**Estratto del testo:**
Le variazioni di colore sono irreversibili, cosicché produttori, rivenditori e consumatori possono sempre verificare la storia di ogni singola confezione. Altra “etichetta intelligente” è quella, realizzata da Insignia Technologies, che consente di conoscere da quanto tempo è stata aperta una confezione. Anche in questo caso l’etichetta cambia colore, grazie a una particolare pellicola di plastica, che si attiva alla presenza di anidride carbonica, cioè quando la confezione viene aperta. Il colore varia con il trascorrere dei giorni e il consumatore è in grado di sapere con esattezza fino a quando il prodotto è utilizzabile, evitando sia rischi per la sua salute, sia sprechi di cibo. (foto sul sito Insignia Technology)
Per non parlare dell’etichetta che cambia colore per indicare il grado di maturazione della frutta. Si tratta di ripeSense®, un sensore sviluppato in Nuova Zelanda da Jenkins Groupdotata, che reagisce alla quantità di etilene rilasciata in quantità crescente a mano a mano che la maturazione procede. Il sensore inizialmente è rosso e vira progressivamente all’arancio e al giallo.
Non ti butto, ma ti mangio
Sicurezza alimentare, ma non solo. Molte innovazioni, nel packaging, riguardano il design, la forma, la possibilità di risparmiare spazio all’interno del frigorifero ed evitare che l’imballaggio diventi rifiuto. La nuova frontiera è quella del packaging commestibile. David Edwards, professore di Harvard, dopo anni di ricerca, ha messo a punto WikiPearls, piccoli involucri sferici realizzati con una “pelle” commestibile, costituita da elementi naturali e nutrienti, producibili in numerose forme e in grado di mantenere tutte le sostanze nutrizionali dell’alimento contenuto. Sono disponibili per gelato, formaggio, yogurt, ma anche per frutta, verdure e bevande, e sono costituite da due parti: il “cuore”, ossia il cibo o la bevanda, e la “pelle”, il sottilissimo film che protegge l’alimento con il quale può essere ingerito.
Quando si dice una goccia d’acqua!

**Cosa fare:**
A. Rispondi a queste domande sul testo sul packaging alimentare:
(i) Alla presenza di quale sostanza si attiva la pellicola dell'etichetta di Insignia Technologies?
(ii) Di che colore è inizialmente il sensore ripeSense®?
(iii) Chi ha messo a punto WikiPearls?
B. Riporta il passo del testo sul packaging alimentare da "Non ti butto, ma" a "una goccia d’acqua!".
C. Scrivi la parte successiva del testo sul packaging alimentare, a partire dal punto in cui termina.

**Materiale fornito:**
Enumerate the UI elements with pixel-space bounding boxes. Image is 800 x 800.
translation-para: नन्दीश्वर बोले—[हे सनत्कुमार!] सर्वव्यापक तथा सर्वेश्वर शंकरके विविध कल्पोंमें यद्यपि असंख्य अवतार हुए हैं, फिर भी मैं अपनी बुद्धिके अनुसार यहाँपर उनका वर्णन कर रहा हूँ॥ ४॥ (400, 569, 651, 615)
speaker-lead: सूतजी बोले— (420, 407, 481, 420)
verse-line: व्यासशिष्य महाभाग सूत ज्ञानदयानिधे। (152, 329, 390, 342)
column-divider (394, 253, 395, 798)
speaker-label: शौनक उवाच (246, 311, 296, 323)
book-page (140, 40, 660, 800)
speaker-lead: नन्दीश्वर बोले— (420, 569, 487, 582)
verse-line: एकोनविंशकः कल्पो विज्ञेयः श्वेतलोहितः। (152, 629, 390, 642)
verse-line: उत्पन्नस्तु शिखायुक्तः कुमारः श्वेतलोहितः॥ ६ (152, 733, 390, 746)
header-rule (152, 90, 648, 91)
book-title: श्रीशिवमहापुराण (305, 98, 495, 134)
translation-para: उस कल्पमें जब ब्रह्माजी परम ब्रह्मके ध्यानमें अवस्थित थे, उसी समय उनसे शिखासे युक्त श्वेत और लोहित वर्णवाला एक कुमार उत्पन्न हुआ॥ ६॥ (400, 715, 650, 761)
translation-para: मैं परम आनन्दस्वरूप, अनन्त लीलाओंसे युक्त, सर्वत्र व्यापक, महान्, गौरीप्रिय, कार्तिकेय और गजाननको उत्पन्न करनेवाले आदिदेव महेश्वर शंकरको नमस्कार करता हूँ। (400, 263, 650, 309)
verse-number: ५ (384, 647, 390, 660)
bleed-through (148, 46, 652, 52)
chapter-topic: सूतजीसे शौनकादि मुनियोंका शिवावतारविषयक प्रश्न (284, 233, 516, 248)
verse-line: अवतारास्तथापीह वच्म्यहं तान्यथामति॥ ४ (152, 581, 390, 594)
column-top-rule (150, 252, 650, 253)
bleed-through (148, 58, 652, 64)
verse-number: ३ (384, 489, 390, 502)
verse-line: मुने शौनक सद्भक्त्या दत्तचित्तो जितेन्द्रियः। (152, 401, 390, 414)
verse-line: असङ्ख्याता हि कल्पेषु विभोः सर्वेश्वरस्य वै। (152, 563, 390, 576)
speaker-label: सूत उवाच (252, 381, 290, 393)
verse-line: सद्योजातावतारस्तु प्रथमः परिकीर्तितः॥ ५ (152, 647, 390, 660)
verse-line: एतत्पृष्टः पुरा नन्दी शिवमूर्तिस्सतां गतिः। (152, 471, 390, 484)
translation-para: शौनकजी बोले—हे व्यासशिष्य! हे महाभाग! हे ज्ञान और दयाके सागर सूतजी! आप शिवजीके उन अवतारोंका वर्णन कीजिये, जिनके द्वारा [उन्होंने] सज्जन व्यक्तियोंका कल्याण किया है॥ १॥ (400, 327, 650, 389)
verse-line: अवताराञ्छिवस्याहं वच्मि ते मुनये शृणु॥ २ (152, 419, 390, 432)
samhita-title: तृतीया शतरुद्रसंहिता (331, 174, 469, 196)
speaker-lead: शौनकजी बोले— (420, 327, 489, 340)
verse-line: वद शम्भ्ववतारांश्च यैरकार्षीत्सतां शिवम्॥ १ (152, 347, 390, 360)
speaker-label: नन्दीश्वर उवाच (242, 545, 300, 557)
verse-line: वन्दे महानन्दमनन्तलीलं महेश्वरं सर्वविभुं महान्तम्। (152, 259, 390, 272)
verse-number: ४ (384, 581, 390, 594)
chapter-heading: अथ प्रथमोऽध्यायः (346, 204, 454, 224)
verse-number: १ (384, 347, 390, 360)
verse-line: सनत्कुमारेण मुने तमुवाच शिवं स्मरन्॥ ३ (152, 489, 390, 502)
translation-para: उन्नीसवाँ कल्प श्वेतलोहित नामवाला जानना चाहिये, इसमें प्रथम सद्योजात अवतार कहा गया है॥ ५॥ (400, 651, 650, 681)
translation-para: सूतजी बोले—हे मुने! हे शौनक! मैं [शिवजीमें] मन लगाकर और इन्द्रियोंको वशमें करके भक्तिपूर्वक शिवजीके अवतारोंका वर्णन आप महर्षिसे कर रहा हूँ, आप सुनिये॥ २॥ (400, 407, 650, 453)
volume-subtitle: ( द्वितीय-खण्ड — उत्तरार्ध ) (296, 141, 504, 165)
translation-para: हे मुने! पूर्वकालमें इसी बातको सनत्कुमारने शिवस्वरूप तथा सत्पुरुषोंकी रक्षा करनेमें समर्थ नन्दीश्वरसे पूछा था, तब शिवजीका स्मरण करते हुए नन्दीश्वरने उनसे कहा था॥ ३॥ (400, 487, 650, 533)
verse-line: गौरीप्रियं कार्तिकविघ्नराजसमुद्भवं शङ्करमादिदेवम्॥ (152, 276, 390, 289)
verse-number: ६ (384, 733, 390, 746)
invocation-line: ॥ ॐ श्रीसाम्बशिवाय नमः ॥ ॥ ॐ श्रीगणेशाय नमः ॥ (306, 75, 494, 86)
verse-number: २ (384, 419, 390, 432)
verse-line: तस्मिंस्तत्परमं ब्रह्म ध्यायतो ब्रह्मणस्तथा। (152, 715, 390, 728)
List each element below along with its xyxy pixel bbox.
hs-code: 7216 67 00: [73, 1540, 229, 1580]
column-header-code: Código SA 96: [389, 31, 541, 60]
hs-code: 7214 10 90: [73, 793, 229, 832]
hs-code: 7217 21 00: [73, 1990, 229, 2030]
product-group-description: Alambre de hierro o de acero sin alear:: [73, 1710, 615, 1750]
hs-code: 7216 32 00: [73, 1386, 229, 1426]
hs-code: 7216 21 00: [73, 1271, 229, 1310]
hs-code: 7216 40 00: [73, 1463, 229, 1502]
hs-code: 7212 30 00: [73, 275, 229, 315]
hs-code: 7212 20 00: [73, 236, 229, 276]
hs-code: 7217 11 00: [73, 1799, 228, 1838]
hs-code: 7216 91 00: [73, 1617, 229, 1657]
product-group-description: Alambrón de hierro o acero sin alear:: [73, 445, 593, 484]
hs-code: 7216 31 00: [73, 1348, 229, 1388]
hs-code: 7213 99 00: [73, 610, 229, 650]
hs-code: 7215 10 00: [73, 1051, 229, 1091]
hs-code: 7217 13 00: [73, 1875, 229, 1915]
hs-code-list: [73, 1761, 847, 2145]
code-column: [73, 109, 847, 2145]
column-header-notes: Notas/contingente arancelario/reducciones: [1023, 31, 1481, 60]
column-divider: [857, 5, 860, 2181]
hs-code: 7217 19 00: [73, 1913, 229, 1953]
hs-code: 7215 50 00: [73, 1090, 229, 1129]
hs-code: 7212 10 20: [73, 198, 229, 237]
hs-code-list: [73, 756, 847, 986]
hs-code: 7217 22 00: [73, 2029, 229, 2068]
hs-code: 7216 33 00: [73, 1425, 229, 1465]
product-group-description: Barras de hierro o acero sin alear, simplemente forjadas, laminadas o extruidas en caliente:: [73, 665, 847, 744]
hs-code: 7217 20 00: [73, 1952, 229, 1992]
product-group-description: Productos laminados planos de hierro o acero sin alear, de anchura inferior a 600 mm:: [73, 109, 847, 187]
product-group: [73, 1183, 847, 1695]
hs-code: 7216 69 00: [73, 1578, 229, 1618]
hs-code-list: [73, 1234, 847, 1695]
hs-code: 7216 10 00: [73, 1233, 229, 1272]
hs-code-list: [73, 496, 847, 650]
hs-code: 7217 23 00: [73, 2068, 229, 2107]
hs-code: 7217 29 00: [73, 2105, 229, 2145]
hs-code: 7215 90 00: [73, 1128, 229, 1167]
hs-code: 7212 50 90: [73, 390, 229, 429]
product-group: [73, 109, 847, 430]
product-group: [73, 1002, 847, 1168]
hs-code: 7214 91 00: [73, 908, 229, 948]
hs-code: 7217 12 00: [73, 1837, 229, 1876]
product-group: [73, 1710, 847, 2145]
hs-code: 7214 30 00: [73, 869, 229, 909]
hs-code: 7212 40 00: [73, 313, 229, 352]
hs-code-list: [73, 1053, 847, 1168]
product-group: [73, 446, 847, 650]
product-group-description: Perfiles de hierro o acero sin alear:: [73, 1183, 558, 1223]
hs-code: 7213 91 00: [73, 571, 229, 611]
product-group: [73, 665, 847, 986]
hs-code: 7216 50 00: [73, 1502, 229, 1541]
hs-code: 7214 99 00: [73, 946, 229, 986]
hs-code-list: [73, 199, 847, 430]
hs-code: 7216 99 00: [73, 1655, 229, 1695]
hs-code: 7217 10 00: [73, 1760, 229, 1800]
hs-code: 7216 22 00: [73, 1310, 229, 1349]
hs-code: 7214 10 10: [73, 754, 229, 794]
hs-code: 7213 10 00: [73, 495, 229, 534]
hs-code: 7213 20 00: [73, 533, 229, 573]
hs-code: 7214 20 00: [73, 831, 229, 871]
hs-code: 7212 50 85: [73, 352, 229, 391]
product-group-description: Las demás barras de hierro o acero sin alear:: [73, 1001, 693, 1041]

**Soluzioni:**
A.
(i) Alla presenza di anidride carbonica.
(ii) Rosso.
(iii) David Edwards, professore di Harvard.

B.
Non ti butto, ma ti mangio
Sicurezza alimentare, ma non solo. Molte innovazioni, nel packaging, riguardano il design, la forma, la possibilità di risparmiare spazio all’interno del frigorifero ed evitare che l’imballaggio diventi rifiuto. La nuova frontiera è quella del packaging commestibile. David Edwards, professore di Harvard, dopo anni di ricerca, ha messo a punto WikiPearls, piccoli involucri sferici realizzati con una “pelle” commestibile, costituita da elementi naturali e nutrienti, producibili in numerose forme e in grado di mantenere tutte le sostanze nutrizionali dell’alimento contenuto. Sono disponibili per gelato, formaggio, yogurt, ma anche per frutta, verdure e bevande, e sono costituite da due parti: il “cuore”, ossia il cibo o la bevanda, e la “pelle”, il sottilissimo film che protegge l’alimento con il quale può essere ingerito.
Quando si dice una goccia d’acqua!

C.
Tre studenti londinesi hanno pensato di sostituire le vecchie ed ecologicamente impattanti bottiglie d’acqua con delle piccole membrane che, una volta esaurito il liquido contenuto, possono essere a loro volta ingerite. Ohoo, così si chiama l’invenzione, è una “bottiglia” commestibile. Ha la forma di una bolla, realizzata, tramite cucina molecolare, con alghe brune e cloruro di calcio, ed è totalmente naturale e biodegradabile.
Le pellicole ora si mangiano
Italianissimo, invece Riccardo De Leo, dottorando all’Università di Modena e Reggio, premiato, nel 2015, a Uppsala in Svezia, nel corso del congresso internazionale organizzato dalla European federation of food science and technology, per la tesi di laurea in Scienze, tecnologie e biotecnologie agro-alimentari, in cui ipotizza la realizzazione di “domopack” biodegradabili e commestibili, ossia di una pellicola protettiva per gli alimenti, che inglobano anche sostanze antimicrobiche, funzionali sui principali patogeni ed alteranti alimentari, tra cui batteri, lieviti e muffe. Sempre in materia di pellicola alimentare, proviene dal Dipartimento dell’Agricoltura degli Stati Uniti, l’involucro derivato dalla proteine del latte, come la caseina, che oltre ad essere naturale e biodegradabile è anche perfettamente commestibile.
Viene reso resistente grazie alla pectina estratta dai limoni e garantisce una migliore conservazione dei cibi e un maggiore apporto di nutrienti. Sul mercato arriverà entro i prossimi tre anni. E chissà, da qui ad allora, quante altre rivoluzionarie proposte.